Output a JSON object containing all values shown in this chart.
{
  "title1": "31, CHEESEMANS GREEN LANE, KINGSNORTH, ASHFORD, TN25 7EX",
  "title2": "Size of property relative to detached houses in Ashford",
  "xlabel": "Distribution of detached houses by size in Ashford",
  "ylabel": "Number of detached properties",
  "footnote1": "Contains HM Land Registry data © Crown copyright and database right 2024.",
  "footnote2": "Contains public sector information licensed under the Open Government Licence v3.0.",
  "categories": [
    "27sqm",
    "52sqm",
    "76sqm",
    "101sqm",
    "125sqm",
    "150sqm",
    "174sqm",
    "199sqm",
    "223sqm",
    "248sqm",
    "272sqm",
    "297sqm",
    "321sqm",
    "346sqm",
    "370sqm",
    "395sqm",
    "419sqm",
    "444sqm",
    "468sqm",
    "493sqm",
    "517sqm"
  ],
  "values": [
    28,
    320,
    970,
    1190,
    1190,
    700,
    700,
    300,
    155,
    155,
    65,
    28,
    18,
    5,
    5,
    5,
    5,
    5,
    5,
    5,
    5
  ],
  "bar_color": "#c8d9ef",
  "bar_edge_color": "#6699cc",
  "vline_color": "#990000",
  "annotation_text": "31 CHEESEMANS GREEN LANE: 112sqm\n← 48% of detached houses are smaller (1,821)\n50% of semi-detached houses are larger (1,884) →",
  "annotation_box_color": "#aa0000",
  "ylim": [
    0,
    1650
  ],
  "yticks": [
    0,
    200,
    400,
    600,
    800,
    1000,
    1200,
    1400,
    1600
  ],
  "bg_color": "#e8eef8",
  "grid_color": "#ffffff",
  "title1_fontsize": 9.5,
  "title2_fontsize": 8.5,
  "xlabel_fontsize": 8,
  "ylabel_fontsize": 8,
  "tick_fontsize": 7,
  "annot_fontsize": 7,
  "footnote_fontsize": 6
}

********

# What is needed
Tell how many lines include "values". The number is the whole answer.

# Completed exercise
2